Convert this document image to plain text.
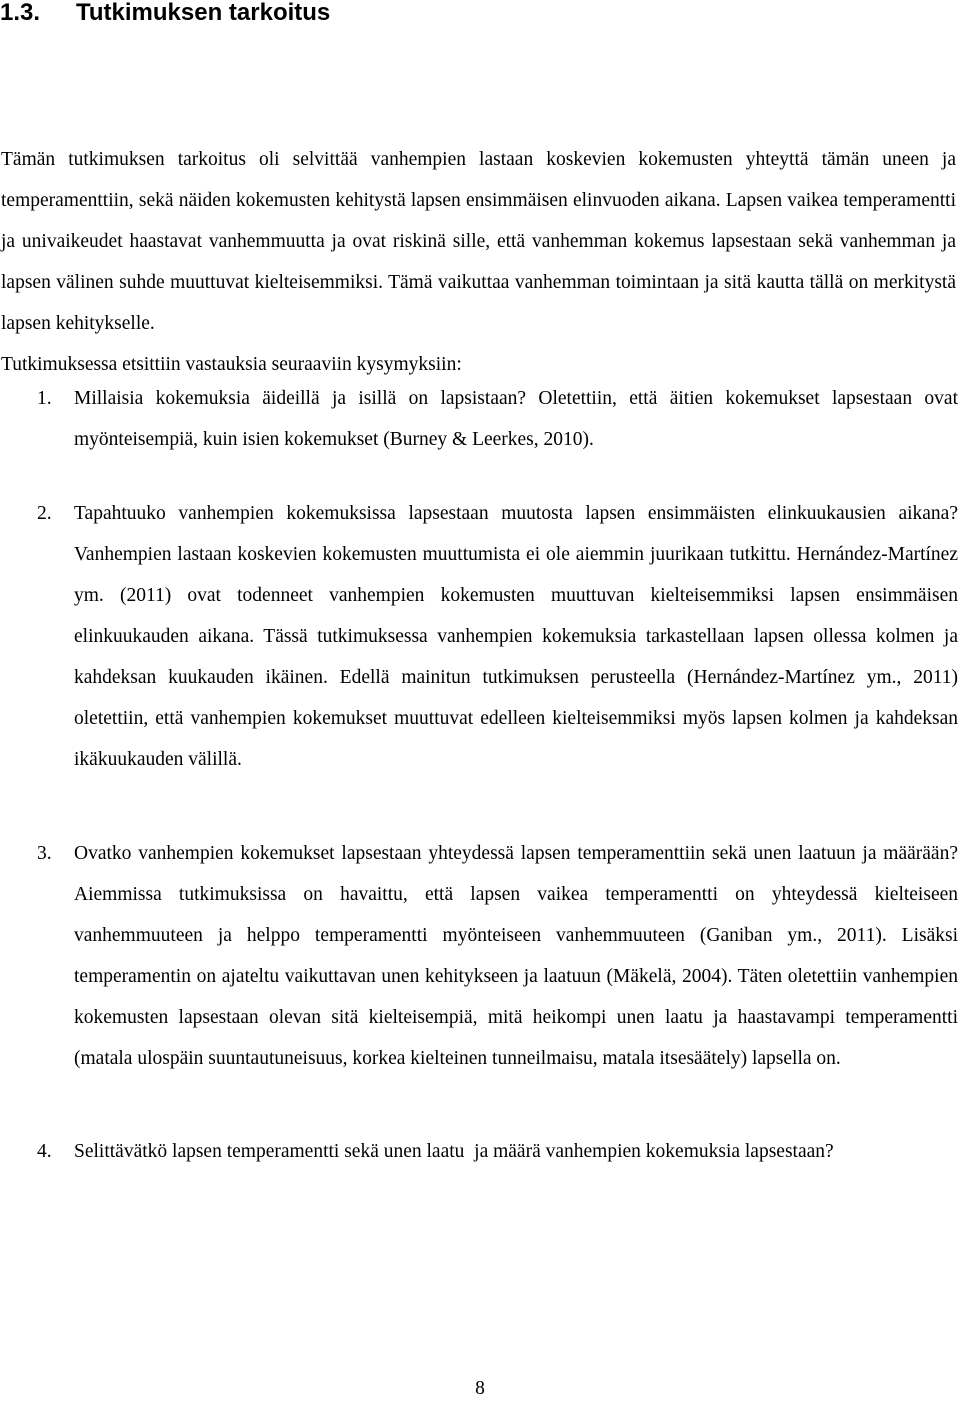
1.3. Tutkimuksen tarkoitus
Tämän tutkimuksen tarkoitus oli selvittää vanhempien lastaan koskevien kokemusten yhteyttä tämän uneen ja temperamenttiin, sekä näiden kokemusten kehitystä lapsen ensimmäisen elinvuoden aikana. Lapsen vaikea temperamentti ja univaikeudet haastavat vanhemmuutta ja ovat riskinä sille, että vanhemman kokemus lapsestaan sekä vanhemman ja lapsen välinen suhde muuttuvat kielteisemmiksi. Tämä vaikuttaa vanhemman toimintaan ja sitä kautta tällä on merkitystä lapsen kehitykselle.
Tutkimuksessa etsittiin vastauksia seuraaviin kysymyksiin:
1.	Millaisia kokemuksia äideillä ja isillä on lapsistaan? Oletettiin, että äitien kokemukset lapsestaan ovat myönteisempiä, kuin isien kokemukset (Burney & Leerkes, 2010).
2.	Tapahtuuko vanhempien kokemuksissa lapsestaan muutosta lapsen ensimmäisten elinkuukausien aikana? Vanhempien lastaan koskevien kokemusten muuttumista ei ole aiemmin juurikaan tutkittu. Hernández-Martínez ym. (2011) ovat todenneet vanhempien kokemusten muuttuvan kielteisemmiksi lapsen ensimmäisen elinkuukauden aikana. Tässä tutkimuksessa vanhempien kokemuksia tarkastellaan lapsen ollessa kolmen ja kahdeksan kuukauden ikäinen. Edellä mainitun tutkimuksen perusteella (Hernández-Martínez ym., 2011) oletettiin, että vanhempien kokemukset muuttuvat edelleen kielteisemmiksi myös lapsen kolmen ja kahdeksan ikäkuukauden välillä.
3.	Ovatko vanhempien kokemukset lapsestaan yhteydessä lapsen temperamenttiin sekä unen laatuun ja määrään? Aiemmissa tutkimuksissa on havaittu, että lapsen vaikea temperamentti on yhteydessä kielteiseen vanhemmuuteen ja helppo temperamentti myönteiseen vanhemmuuteen (Ganiban ym., 2011). Lisäksi temperamentin on ajateltu vaikuttavan unen kehitykseen ja laatuun (Mäkelä, 2004). Täten oletettiin vanhempien kokemusten lapsestaan olevan sitä kielteisempiä, mitä heikompi unen laatu ja haastavampi temperamentti (matala ulospäin suuntautuneisuus, korkea kielteinen tunneilmaisu, matala itsesäätely) lapsella on.
4.	Selittävätkö lapsen temperamentti sekä unen laatu  ja määrä vanhempien kokemuksia lapsestaan?
8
——————
**What you have to do:** Omit the pictures and output all of the other material exactly.

**Solution for this problem:**
Convert this document image to plain text.
1.3. Tutkimuksen tarkoitus
Tämän tutkimuksen tarkoitus oli selvittää vanhempien lastaan koskevien kokemusten yhteyttä tämän uneen ja temperamenttiin, sekä näiden kokemusten kehitystä lapsen ensimmäisen elinvuoden aikana. Lapsen vaikea temperamentti ja univaikeudet haastavat vanhemmuutta ja ovat riskinä sille, että vanhemman kokemus lapsestaan sekä vanhemman ja lapsen välinen suhde muuttuvat kielteisemmiksi. Tämä vaikuttaa vanhemman toimintaan ja sitä kautta tällä on merkitystä lapsen kehitykselle.
Tutkimuksessa etsittiin vastauksia seuraaviin kysymyksiin:
1.	Millaisia kokemuksia äideillä ja isillä on lapsistaan? Oletettiin, että äitien kokemukset lapsestaan ovat myönteisempiä, kuin isien kokemukset (Burney & Leerkes, 2010).
2.	Tapahtuuko vanhempien kokemuksissa lapsestaan muutosta lapsen ensimmäisten elinkuukausien aikana? Vanhempien lastaan koskevien kokemusten muuttumista ei ole aiemmin juurikaan tutkittu. Hernández-Martínez ym. (2011) ovat todenneet vanhempien kokemusten muuttuvan kielteisemmiksi lapsen ensimmäisen elinkuukauden aikana. Tässä tutkimuksessa vanhempien kokemuksia tarkastellaan lapsen ollessa kolmen ja kahdeksan kuukauden ikäinen. Edellä mainitun tutkimuksen perusteella (Hernández-Martínez ym., 2011) oletettiin, että vanhempien kokemukset muuttuvat edelleen kielteisemmiksi myös lapsen kolmen ja kahdeksan ikäkuukauden välillä.
3.	Ovatko vanhempien kokemukset lapsestaan yhteydessä lapsen temperamenttiin sekä unen laatuun ja määrään? Aiemmissa tutkimuksissa on havaittu, että lapsen vaikea temperamentti on yhteydessä kielteiseen vanhemmuuteen ja helppo temperamentti myönteiseen vanhemmuuteen (Ganiban ym., 2011). Lisäksi temperamentin on ajateltu vaikuttavan unen kehitykseen ja laatuun (Mäkelä, 2004). Täten oletettiin vanhempien kokemusten lapsestaan olevan sitä kielteisempiä, mitä heikompi unen laatu ja haastavampi temperamentti (matala ulospäin suuntautuneisuus, korkea kielteinen tunneilmaisu, matala itsesäätely) lapsella on.
4.	Selittävätkö lapsen temperamentti sekä unen laatu  ja määrä vanhempien kokemuksia lapsestaan?
8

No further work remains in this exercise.